• _DATASET_
☆ ☆ ☆ ☆

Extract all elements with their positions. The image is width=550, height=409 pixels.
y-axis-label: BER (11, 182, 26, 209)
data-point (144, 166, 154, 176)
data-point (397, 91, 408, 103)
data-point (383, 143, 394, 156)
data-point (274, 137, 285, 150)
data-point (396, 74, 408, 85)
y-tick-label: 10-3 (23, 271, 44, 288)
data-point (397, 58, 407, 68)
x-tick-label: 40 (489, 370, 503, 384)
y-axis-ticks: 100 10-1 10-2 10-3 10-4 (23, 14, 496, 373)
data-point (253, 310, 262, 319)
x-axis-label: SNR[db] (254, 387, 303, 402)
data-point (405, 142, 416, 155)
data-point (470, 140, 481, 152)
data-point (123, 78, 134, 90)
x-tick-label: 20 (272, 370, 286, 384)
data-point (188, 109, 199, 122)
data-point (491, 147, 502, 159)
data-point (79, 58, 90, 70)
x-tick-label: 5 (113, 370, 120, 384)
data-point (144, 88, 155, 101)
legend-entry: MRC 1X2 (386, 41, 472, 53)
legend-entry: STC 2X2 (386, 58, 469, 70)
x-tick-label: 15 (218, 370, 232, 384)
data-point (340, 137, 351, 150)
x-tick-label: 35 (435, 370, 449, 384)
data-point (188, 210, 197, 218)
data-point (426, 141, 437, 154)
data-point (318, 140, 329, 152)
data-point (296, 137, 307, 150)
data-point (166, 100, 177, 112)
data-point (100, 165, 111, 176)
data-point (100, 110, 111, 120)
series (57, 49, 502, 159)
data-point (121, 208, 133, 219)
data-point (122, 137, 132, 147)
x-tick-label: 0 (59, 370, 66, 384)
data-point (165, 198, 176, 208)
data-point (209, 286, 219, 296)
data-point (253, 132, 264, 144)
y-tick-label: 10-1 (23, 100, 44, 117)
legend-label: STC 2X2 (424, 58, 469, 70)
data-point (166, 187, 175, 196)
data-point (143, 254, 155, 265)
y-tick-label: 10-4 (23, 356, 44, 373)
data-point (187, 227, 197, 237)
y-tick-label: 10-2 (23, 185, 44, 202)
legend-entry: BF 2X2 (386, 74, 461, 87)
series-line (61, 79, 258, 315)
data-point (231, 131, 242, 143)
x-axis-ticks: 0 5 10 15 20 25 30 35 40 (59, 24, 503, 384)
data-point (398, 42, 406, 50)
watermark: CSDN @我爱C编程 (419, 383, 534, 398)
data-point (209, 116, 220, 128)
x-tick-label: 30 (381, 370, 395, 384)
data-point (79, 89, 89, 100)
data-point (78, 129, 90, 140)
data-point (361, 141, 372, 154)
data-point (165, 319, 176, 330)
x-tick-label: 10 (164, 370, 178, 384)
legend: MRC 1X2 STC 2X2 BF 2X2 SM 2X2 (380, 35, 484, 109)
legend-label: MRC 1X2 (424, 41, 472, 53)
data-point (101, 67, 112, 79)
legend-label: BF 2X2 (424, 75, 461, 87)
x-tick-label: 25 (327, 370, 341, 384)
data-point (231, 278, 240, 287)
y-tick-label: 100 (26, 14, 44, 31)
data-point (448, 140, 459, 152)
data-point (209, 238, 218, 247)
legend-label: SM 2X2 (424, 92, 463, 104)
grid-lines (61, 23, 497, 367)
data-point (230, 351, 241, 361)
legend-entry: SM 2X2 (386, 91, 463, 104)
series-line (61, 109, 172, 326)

☆ ☆ ☆ ☆

• _EXERCISE GOAL_
Give back every line of the data above word for word, in the same order.

• _SOLUTION FOR THIS TASK_
Extract all elements with their positions. The image is width=550, height=409 pixels.
y-axis-label: BER (11, 182, 26, 209)
data-point (144, 166, 154, 176)
data-point (397, 91, 408, 103)
data-point (383, 143, 394, 156)
data-point (274, 137, 285, 150)
data-point (396, 74, 408, 85)
y-tick-label: 10-3 (23, 271, 44, 288)
data-point (397, 58, 407, 68)
x-tick-label: 40 (489, 370, 503, 384)
y-axis-ticks: 100 10-1 10-2 10-3 10-4 (23, 14, 496, 373)
data-point (253, 310, 262, 319)
x-axis-label: SNR[db] (254, 387, 303, 402)
data-point (405, 142, 416, 155)
data-point (470, 140, 481, 152)
data-point (123, 78, 134, 90)
x-tick-label: 20 (272, 370, 286, 384)
data-point (188, 109, 199, 122)
data-point (491, 147, 502, 159)
data-point (79, 58, 90, 70)
x-tick-label: 5 (113, 370, 120, 384)
data-point (144, 88, 155, 101)
legend-entry: MRC 1X2 (386, 41, 472, 53)
legend-entry: STC 2X2 (386, 58, 469, 70)
x-tick-label: 15 (218, 370, 232, 384)
data-point (340, 137, 351, 150)
x-tick-label: 35 (435, 370, 449, 384)
data-point (188, 210, 197, 218)
data-point (426, 141, 437, 154)
data-point (318, 140, 329, 152)
data-point (296, 137, 307, 150)
data-point (166, 100, 177, 112)
data-point (100, 165, 111, 176)
data-point (100, 110, 111, 120)
series (57, 49, 502, 159)
data-point (121, 208, 133, 219)
data-point (122, 137, 132, 147)
x-tick-label: 0 (59, 370, 66, 384)
data-point (165, 198, 176, 208)
data-point (209, 286, 219, 296)
data-point (253, 132, 264, 144)
y-tick-label: 10-1 (23, 100, 44, 117)
legend-label: STC 2X2 (424, 58, 469, 70)
data-point (166, 187, 175, 196)
data-point (143, 254, 155, 265)
y-tick-label: 10-4 (23, 356, 44, 373)
data-point (187, 227, 197, 237)
y-tick-label: 10-2 (23, 185, 44, 202)
legend-entry: BF 2X2 (386, 74, 461, 87)
series-line (61, 79, 258, 315)
data-point (231, 131, 242, 143)
x-axis-ticks: 0 5 10 15 20 25 30 35 40 (59, 24, 503, 384)
data-point (398, 42, 406, 50)
watermark: CSDN @我爱C编程 (419, 383, 534, 398)
data-point (209, 116, 220, 128)
x-tick-label: 30 (381, 370, 395, 384)
data-point (79, 89, 89, 100)
data-point (78, 129, 90, 140)
data-point (361, 141, 372, 154)
data-point (165, 319, 176, 330)
x-tick-label: 10 (164, 370, 178, 384)
legend: MRC 1X2 STC 2X2 BF 2X2 SM 2X2 (380, 35, 484, 109)
legend-label: MRC 1X2 (424, 41, 472, 53)
data-point (101, 67, 112, 79)
legend-label: BF 2X2 (424, 75, 461, 87)
x-tick-label: 25 (327, 370, 341, 384)
data-point (231, 278, 240, 287)
y-tick-label: 100 (26, 14, 44, 31)
data-point (448, 140, 459, 152)
data-point (209, 238, 218, 247)
legend-label: SM 2X2 (424, 92, 463, 104)
grid-lines (61, 23, 497, 367)
data-point (230, 351, 241, 361)
legend-entry: SM 2X2 (386, 91, 463, 104)
series-line (61, 109, 172, 326)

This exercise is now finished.